Data supplied:
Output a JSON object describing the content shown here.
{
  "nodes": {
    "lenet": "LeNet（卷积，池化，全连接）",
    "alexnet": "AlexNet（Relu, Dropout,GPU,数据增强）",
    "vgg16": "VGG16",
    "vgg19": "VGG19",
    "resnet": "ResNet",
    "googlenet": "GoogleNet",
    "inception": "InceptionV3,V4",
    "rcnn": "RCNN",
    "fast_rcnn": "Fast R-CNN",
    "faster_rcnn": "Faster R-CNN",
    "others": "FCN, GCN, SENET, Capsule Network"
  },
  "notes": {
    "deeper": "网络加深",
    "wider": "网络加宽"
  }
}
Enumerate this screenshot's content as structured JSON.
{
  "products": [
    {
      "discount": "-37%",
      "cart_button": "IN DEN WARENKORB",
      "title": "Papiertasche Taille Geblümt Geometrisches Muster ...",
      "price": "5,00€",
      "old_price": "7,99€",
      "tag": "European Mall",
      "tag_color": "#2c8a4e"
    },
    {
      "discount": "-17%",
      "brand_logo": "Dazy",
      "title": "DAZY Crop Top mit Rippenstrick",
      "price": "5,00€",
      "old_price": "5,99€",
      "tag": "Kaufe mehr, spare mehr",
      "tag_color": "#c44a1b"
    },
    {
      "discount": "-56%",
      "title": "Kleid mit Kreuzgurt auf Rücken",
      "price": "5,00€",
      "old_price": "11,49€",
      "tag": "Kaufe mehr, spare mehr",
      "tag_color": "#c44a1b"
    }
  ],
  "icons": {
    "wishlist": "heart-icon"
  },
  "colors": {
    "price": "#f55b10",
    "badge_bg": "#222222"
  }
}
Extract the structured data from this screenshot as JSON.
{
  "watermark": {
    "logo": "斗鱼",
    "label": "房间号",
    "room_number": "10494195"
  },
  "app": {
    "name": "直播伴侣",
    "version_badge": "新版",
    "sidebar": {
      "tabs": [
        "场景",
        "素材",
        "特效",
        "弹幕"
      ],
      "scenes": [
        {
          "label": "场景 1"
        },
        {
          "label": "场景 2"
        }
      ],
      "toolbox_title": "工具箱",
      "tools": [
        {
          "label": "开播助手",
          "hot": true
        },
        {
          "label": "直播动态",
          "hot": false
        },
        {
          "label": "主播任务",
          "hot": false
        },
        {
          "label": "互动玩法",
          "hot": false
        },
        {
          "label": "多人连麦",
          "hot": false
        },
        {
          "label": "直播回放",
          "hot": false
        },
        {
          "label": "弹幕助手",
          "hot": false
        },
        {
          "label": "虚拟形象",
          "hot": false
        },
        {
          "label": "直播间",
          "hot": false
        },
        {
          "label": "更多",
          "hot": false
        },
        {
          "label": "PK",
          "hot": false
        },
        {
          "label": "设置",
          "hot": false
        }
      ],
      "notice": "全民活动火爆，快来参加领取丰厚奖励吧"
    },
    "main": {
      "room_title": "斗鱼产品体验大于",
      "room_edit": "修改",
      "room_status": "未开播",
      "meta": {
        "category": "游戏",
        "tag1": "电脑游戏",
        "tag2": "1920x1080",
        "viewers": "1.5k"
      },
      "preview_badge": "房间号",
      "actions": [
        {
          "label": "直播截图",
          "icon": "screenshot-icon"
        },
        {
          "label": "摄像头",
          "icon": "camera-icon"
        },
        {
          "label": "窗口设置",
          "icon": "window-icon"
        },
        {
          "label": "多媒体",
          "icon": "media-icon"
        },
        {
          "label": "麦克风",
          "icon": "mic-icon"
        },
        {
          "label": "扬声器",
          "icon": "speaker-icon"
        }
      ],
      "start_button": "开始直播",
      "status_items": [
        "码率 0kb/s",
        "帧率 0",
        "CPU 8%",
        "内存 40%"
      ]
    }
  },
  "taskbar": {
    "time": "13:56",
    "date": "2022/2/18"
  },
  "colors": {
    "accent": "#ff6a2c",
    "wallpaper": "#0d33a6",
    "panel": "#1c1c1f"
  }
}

Stated problem: Write all of the records out again exactly.

Answer to the exercise:
Output a JSON object describing the content shown here.
{
  "nodes": {
    "lenet": "LeNet（卷积，池化，全连接）",
    "alexnet": "AlexNet（Relu, Dropout,GPU,数据增强）",
    "vgg16": "VGG16",
    "vgg19": "VGG19",
    "resnet": "ResNet",
    "googlenet": "GoogleNet",
    "inception": "InceptionV3,V4",
    "rcnn": "RCNN",
    "fast_rcnn": "Fast R-CNN",
    "faster_rcnn": "Faster R-CNN",
    "others": "FCN, GCN, SENET, Capsule Network"
  },
  "notes": {
    "deeper": "网络加深",
    "wider": "网络加宽"
  }
}
Enumerate this screenshot's content as structured JSON.
{
  "products": [
    {
      "discount": "-37%",
      "cart_button": "IN DEN WARENKORB",
      "title": "Papiertasche Taille Geblümt Geometrisches Muster ...",
      "price": "5,00€",
      "old_price": "7,99€",
      "tag": "European Mall",
      "tag_color": "#2c8a4e"
    },
    {
      "discount": "-17%",
      "brand_logo": "Dazy",
      "title": "DAZY Crop Top mit Rippenstrick",
      "price": "5,00€",
      "old_price": "5,99€",
      "tag": "Kaufe mehr, spare mehr",
      "tag_color": "#c44a1b"
    },
    {
      "discount": "-56%",
      "title": "Kleid mit Kreuzgurt auf Rücken",
      "price": "5,00€",
      "old_price": "11,49€",
      "tag": "Kaufe mehr, spare mehr",
      "tag_color": "#c44a1b"
    }
  ],
  "icons": {
    "wishlist": "heart-icon"
  },
  "colors": {
    "price": "#f55b10",
    "badge_bg": "#222222"
  }
}
Extract the structured data from this screenshot as JSON.
{
  "watermark": {
    "logo": "斗鱼",
    "label": "房间号",
    "room_number": "10494195"
  },
  "app": {
    "name": "直播伴侣",
    "version_badge": "新版",
    "sidebar": {
      "tabs": [
        "场景",
        "素材",
        "特效",
        "弹幕"
      ],
      "scenes": [
        {
          "label": "场景 1"
        },
        {
          "label": "场景 2"
        }
      ],
      "toolbox_title": "工具箱",
      "tools": [
        {
          "label": "开播助手",
          "hot": true
        },
        {
          "label": "直播动态",
          "hot": false
        },
        {
          "label": "主播任务",
          "hot": false
        },
        {
          "label": "互动玩法",
          "hot": false
        },
        {
          "label": "多人连麦",
          "hot": false
        },
        {
          "label": "直播回放",
          "hot": false
        },
        {
          "label": "弹幕助手",
          "hot": false
        },
        {
          "label": "虚拟形象",
          "hot": false
        },
        {
          "label": "直播间",
          "hot": false
        },
        {
          "label": "更多",
          "hot": false
        },
        {
          "label": "PK",
          "hot": false
        },
        {
          "label": "设置",
          "hot": false
        }
      ],
      "notice": "全民活动火爆，快来参加领取丰厚奖励吧"
    },
    "main": {
      "room_title": "斗鱼产品体验大于",
      "room_edit": "修改",
      "room_status": "未开播",
      "meta": {
        "category": "游戏",
        "tag1": "电脑游戏",
        "tag2": "1920x1080",
        "viewers": "1.5k"
      },
      "preview_badge": "房间号",
      "actions": [
        {
          "label": "直播截图",
          "icon": "screenshot-icon"
        },
        {
          "label": "摄像头",
          "icon": "camera-icon"
        },
        {
          "label": "窗口设置",
          "icon": "window-icon"
        },
        {
          "label": "多媒体",
          "icon": "media-icon"
        },
        {
          "label": "麦克风",
          "icon": "mic-icon"
        },
        {
          "label": "扬声器",
          "icon": "speaker-icon"
        }
      ],
      "start_button": "开始直播",
      "status_items": [
        "码率 0kb/s",
        "帧率 0",
        "CPU 8%",
        "内存 40%"
      ]
    }
  },
  "taskbar": {
    "time": "13:56",
    "date": "2022/2/18"
  },
  "colors": {
    "accent": "#ff6a2c",
    "wallpaper": "#0d33a6",
    "panel": "#1c1c1f"
  }
}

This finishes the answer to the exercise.